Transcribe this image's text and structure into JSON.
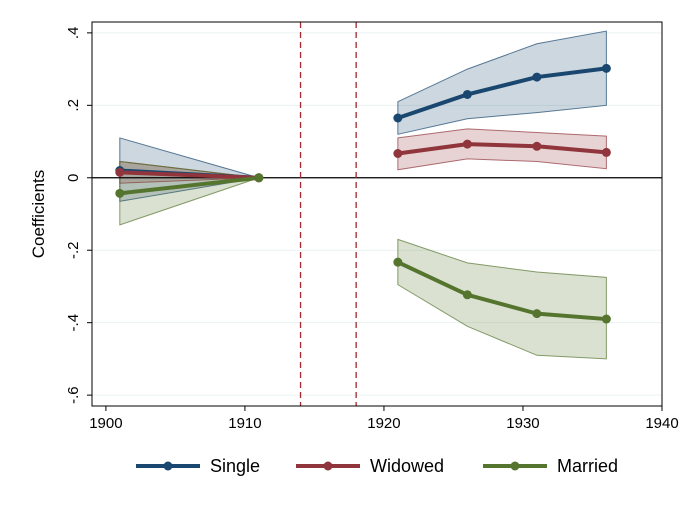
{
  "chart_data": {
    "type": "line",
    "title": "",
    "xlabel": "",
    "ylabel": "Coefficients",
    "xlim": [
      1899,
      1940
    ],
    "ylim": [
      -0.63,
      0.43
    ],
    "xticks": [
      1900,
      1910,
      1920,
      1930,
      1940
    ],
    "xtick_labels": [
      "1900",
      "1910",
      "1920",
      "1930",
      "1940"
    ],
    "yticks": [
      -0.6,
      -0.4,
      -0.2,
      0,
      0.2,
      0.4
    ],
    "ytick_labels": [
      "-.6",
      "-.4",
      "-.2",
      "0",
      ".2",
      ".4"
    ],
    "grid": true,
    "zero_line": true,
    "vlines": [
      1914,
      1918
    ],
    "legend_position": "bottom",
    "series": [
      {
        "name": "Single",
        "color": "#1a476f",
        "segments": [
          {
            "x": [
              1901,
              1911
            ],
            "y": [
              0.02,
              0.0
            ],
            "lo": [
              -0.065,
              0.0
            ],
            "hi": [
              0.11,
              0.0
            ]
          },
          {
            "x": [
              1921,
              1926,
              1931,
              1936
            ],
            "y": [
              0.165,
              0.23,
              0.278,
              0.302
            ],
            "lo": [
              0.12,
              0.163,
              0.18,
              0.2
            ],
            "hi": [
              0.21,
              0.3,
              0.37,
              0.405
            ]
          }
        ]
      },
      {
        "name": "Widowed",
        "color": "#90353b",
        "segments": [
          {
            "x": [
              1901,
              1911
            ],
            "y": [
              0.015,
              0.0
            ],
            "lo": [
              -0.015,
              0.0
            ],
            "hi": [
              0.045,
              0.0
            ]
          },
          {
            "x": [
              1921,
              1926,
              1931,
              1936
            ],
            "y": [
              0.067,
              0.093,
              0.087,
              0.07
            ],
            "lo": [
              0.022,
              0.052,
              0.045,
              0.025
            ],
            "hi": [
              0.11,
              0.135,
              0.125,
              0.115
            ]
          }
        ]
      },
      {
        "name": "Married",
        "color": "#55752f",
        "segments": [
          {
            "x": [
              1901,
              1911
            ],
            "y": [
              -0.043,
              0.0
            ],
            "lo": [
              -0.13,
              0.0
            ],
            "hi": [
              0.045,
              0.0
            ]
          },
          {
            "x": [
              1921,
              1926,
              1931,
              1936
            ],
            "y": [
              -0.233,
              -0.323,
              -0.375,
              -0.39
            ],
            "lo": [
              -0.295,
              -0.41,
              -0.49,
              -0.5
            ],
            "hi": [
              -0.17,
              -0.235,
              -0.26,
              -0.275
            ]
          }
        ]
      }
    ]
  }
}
━━━━
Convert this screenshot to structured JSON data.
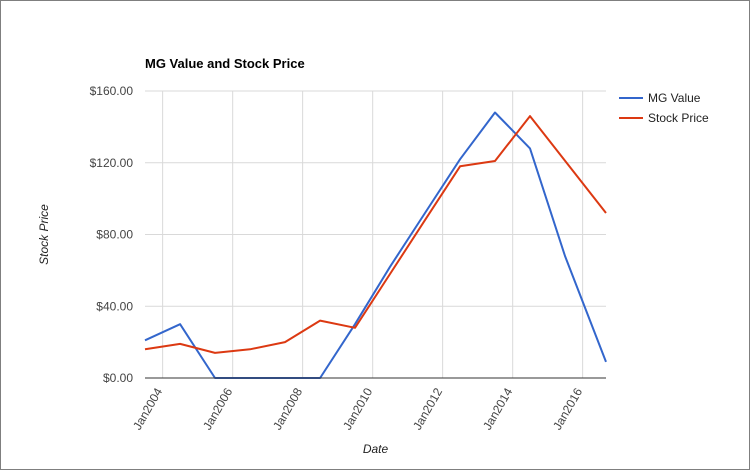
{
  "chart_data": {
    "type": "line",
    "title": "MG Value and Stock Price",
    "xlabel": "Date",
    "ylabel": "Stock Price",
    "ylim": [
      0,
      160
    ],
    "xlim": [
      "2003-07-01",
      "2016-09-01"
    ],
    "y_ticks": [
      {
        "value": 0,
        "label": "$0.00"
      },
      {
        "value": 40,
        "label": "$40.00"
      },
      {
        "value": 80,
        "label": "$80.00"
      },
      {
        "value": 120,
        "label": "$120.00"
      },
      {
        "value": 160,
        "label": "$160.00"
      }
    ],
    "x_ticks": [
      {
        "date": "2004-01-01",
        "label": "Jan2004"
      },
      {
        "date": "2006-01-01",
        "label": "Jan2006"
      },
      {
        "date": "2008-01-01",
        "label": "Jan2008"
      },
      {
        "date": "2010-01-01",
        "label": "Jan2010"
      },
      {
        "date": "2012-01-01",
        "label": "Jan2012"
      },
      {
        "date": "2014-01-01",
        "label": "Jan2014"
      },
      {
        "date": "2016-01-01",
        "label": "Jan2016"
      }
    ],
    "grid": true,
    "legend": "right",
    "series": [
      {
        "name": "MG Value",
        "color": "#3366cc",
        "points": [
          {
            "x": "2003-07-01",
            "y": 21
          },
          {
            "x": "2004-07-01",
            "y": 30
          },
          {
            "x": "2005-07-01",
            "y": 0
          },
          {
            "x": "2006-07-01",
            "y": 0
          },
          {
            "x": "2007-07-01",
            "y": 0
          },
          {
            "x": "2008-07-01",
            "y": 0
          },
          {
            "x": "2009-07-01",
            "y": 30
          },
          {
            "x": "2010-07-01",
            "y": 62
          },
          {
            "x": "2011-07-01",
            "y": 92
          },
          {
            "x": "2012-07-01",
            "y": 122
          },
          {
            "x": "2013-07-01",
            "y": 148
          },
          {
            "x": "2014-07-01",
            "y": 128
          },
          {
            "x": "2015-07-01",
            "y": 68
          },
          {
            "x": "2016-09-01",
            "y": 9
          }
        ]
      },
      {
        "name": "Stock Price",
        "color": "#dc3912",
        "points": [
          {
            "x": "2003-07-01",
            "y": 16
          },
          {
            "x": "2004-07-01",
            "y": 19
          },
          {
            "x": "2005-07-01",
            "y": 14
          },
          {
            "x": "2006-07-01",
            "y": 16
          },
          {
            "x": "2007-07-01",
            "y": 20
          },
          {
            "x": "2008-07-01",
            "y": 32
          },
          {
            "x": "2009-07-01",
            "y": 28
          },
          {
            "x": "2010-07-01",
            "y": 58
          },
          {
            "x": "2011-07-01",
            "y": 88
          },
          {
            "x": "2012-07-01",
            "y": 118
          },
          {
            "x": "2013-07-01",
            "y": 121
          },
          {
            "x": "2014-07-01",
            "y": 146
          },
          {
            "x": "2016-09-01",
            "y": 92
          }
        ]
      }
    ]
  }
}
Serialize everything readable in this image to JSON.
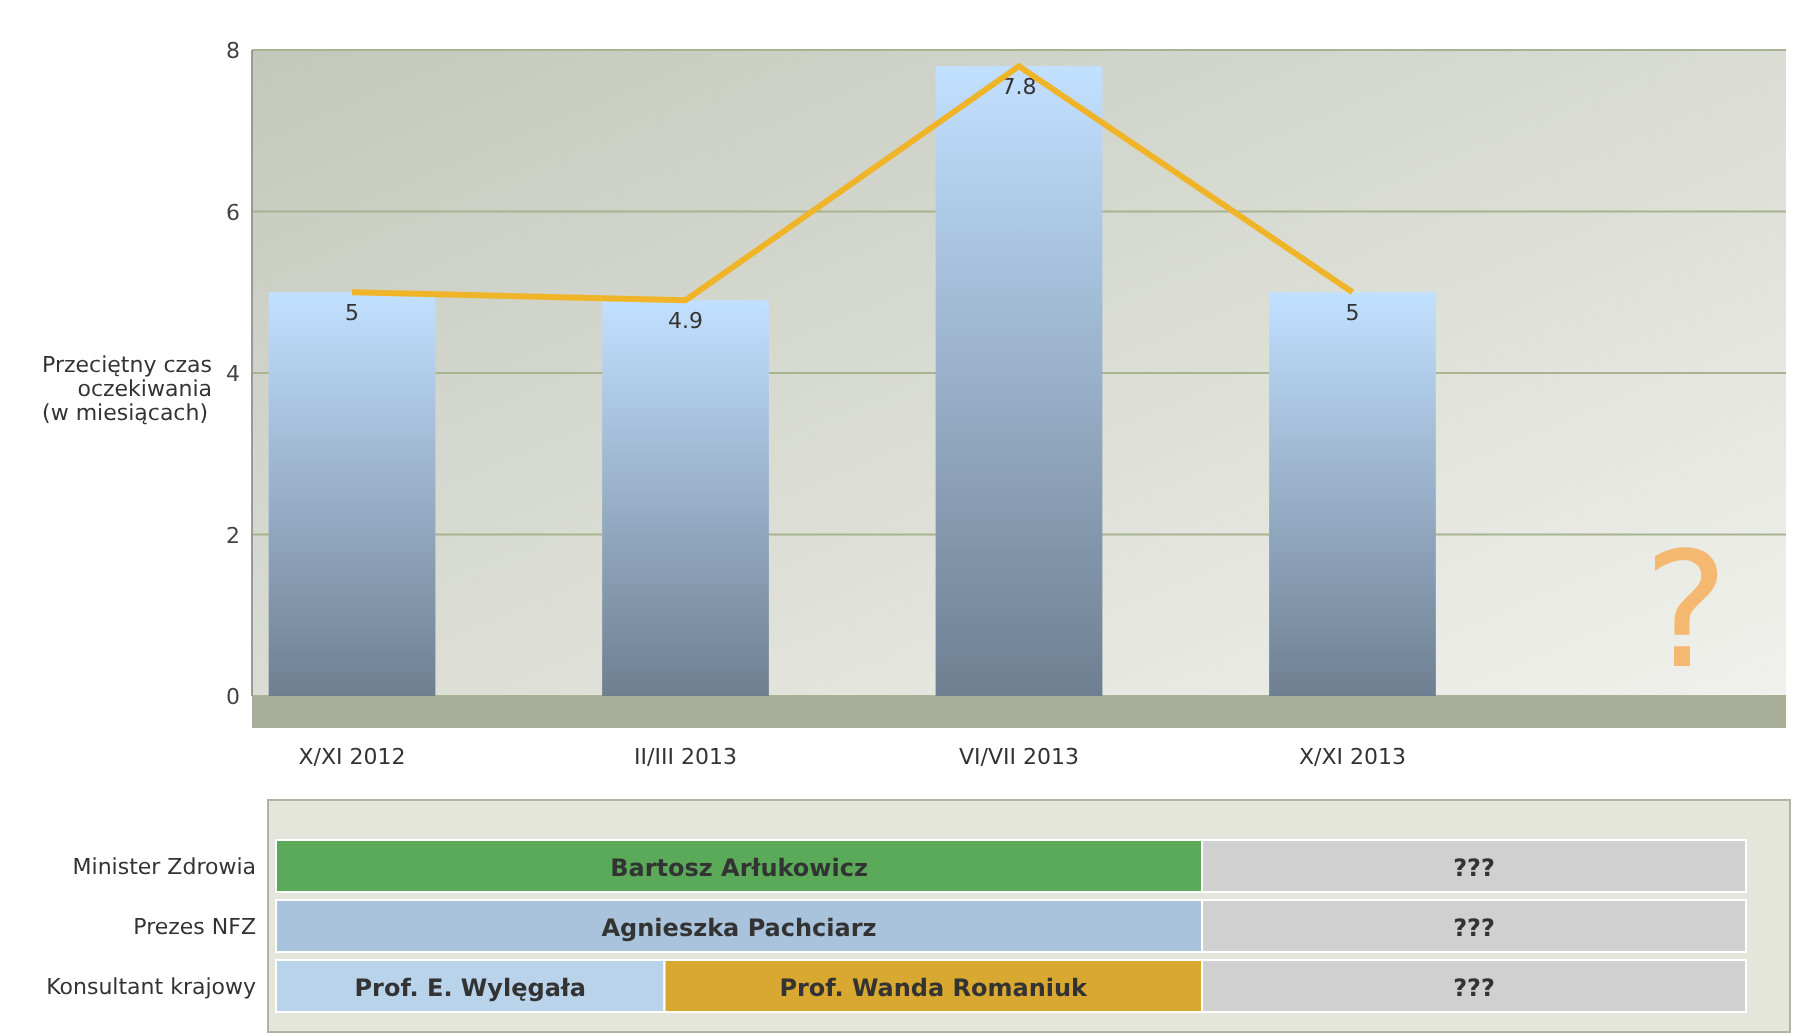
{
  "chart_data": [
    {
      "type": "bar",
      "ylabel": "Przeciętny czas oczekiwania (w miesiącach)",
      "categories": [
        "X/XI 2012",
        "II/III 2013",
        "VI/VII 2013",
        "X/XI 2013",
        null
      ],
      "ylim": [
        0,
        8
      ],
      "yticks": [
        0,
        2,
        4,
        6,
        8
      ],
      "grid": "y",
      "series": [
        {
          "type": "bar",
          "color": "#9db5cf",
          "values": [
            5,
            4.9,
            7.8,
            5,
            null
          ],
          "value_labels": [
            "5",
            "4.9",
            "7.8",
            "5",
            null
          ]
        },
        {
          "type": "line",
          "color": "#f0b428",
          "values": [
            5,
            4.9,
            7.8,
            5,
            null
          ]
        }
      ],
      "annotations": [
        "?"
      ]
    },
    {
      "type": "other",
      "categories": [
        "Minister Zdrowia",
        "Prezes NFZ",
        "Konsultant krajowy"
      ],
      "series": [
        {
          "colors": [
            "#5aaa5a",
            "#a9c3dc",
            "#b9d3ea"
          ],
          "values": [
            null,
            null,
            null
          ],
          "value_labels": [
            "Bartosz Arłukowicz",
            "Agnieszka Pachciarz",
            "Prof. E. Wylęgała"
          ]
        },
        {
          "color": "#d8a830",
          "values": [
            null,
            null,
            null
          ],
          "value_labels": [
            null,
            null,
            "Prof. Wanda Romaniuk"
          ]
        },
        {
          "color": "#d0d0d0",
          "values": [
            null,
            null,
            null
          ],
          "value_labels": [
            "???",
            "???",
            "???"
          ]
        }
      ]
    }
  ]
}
━━━━
» **Given instruction**: Find the string "name" in the records, then copy each line where it occurs.

» **Exercise result**:
        "name": "Single",
        "name": "Widowed",
        "name": "Married",
        "name": "MG Value",
        "name": "Stock Price",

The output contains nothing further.